- _INPUT_
—————
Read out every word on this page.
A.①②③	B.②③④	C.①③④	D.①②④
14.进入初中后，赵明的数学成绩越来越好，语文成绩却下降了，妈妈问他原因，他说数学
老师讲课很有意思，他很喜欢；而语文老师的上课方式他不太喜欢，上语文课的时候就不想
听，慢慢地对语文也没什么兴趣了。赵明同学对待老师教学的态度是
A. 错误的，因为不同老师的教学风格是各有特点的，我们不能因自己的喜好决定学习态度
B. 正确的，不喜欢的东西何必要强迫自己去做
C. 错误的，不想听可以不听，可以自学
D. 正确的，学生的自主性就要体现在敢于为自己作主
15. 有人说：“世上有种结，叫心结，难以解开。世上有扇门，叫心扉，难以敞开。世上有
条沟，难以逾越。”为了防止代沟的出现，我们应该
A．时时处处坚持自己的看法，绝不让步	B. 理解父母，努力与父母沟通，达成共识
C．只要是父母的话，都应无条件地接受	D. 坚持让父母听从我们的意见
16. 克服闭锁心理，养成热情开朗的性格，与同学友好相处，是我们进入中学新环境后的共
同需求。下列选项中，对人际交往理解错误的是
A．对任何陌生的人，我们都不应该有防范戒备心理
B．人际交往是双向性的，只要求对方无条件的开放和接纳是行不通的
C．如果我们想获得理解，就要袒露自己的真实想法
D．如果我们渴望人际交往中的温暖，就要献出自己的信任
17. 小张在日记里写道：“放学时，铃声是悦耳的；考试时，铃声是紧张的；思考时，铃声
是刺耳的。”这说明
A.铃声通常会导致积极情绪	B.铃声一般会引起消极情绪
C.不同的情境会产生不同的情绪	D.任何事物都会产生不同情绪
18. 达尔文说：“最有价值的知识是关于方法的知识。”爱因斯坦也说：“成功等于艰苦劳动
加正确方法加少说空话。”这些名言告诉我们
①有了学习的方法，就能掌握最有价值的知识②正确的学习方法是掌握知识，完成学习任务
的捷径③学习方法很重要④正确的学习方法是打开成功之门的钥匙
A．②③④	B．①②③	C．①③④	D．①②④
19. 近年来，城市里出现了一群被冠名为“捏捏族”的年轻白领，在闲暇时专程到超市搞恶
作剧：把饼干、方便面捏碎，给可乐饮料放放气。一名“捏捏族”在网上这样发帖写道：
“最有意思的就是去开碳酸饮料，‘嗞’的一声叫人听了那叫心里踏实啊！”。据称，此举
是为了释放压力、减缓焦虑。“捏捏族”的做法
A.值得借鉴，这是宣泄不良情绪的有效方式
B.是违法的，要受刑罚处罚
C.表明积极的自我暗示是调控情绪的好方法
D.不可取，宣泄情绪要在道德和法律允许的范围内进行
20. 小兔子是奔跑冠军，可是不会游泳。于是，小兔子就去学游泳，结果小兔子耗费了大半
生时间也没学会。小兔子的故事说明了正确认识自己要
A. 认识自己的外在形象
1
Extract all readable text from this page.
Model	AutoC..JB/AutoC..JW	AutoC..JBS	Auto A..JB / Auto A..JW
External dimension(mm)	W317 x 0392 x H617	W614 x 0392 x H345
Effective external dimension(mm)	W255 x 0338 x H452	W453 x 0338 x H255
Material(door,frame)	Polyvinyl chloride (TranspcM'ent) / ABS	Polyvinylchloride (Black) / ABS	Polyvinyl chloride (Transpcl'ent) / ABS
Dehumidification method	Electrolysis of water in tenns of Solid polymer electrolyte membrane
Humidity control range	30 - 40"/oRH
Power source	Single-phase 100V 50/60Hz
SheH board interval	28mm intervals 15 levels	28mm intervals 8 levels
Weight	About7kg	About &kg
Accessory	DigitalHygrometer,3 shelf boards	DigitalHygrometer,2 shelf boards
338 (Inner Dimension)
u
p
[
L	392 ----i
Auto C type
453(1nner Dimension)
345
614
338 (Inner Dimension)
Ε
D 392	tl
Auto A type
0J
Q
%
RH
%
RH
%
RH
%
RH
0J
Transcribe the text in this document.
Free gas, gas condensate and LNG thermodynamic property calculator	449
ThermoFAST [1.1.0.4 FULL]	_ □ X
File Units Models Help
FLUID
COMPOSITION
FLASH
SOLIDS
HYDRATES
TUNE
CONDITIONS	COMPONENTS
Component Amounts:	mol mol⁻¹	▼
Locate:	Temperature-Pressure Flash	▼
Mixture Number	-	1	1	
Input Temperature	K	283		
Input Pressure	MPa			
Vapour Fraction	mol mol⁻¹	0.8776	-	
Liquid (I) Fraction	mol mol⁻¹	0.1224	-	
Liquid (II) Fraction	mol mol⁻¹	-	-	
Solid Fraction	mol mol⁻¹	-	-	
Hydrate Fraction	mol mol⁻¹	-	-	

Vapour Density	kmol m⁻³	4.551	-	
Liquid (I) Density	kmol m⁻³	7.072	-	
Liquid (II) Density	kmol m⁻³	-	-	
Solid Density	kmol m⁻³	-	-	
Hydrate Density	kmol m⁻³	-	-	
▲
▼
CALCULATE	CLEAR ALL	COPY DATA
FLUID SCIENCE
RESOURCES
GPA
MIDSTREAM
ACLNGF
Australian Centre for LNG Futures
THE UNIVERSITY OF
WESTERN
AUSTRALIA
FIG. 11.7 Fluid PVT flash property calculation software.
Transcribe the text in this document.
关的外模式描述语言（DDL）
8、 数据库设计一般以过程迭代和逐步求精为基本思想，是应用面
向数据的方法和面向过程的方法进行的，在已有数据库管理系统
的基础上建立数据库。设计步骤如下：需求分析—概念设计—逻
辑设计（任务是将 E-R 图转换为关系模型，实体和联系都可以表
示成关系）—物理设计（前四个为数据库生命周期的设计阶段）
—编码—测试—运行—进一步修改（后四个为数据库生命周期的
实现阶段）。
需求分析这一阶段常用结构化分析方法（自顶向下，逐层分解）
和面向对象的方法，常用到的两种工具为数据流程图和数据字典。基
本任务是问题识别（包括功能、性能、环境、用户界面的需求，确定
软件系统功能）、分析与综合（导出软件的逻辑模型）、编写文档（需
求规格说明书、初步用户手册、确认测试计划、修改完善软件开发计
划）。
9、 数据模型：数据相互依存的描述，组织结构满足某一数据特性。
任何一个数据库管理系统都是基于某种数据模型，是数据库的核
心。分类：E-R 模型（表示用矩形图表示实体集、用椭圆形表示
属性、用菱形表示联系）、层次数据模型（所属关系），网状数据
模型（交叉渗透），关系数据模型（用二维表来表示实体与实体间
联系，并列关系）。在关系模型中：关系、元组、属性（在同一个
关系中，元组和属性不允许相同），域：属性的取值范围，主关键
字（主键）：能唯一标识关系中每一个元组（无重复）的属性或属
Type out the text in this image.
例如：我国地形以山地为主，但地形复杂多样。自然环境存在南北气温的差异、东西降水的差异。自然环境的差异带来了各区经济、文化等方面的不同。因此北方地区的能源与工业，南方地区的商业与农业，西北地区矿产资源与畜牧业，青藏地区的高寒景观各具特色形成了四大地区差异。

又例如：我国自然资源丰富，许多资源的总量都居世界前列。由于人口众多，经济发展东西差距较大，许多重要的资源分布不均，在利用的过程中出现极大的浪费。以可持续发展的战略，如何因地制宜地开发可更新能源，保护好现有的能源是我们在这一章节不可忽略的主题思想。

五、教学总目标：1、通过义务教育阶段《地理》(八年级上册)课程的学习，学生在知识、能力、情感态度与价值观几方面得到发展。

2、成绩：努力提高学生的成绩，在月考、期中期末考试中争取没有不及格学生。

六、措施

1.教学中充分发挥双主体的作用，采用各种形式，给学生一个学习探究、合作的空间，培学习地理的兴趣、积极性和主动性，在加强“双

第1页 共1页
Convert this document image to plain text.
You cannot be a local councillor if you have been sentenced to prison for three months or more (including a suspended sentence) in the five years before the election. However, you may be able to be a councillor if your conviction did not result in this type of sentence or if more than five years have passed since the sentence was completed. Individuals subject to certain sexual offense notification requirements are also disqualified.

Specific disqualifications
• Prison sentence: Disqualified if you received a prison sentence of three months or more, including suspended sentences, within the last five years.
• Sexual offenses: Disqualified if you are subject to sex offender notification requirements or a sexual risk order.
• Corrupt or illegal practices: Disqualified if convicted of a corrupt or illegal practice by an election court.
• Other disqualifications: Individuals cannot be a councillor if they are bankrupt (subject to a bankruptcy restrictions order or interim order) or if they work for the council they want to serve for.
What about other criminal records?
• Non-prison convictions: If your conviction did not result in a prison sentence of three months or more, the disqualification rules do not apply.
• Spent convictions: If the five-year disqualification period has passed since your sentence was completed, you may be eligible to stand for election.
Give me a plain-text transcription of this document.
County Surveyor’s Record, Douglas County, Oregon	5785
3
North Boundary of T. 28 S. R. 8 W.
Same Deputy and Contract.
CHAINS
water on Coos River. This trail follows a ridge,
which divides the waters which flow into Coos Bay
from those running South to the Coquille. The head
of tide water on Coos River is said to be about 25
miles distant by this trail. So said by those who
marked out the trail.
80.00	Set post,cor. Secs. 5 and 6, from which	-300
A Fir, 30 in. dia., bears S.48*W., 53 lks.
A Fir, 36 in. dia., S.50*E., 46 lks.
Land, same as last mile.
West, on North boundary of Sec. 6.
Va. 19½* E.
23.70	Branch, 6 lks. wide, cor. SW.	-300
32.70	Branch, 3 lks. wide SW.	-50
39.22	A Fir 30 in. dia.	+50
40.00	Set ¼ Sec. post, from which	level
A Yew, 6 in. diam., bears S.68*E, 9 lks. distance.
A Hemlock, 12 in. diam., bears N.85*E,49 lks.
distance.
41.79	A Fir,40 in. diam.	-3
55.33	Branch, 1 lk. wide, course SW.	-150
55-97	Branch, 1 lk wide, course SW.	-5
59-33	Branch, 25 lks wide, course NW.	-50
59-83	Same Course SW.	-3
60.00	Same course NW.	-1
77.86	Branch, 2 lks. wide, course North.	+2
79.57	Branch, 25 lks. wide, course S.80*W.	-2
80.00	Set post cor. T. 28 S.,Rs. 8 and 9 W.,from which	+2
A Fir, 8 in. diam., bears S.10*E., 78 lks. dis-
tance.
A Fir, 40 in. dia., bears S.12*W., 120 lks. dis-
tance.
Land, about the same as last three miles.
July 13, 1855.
—————
- _EXERCISE GOAL_
From the data above, copy each line that holds "distance".

- _OUTPUT FOR THIS TASK_
A Yew, 6 in. diam., bears S.68*E, 9 lks. distance.
distance.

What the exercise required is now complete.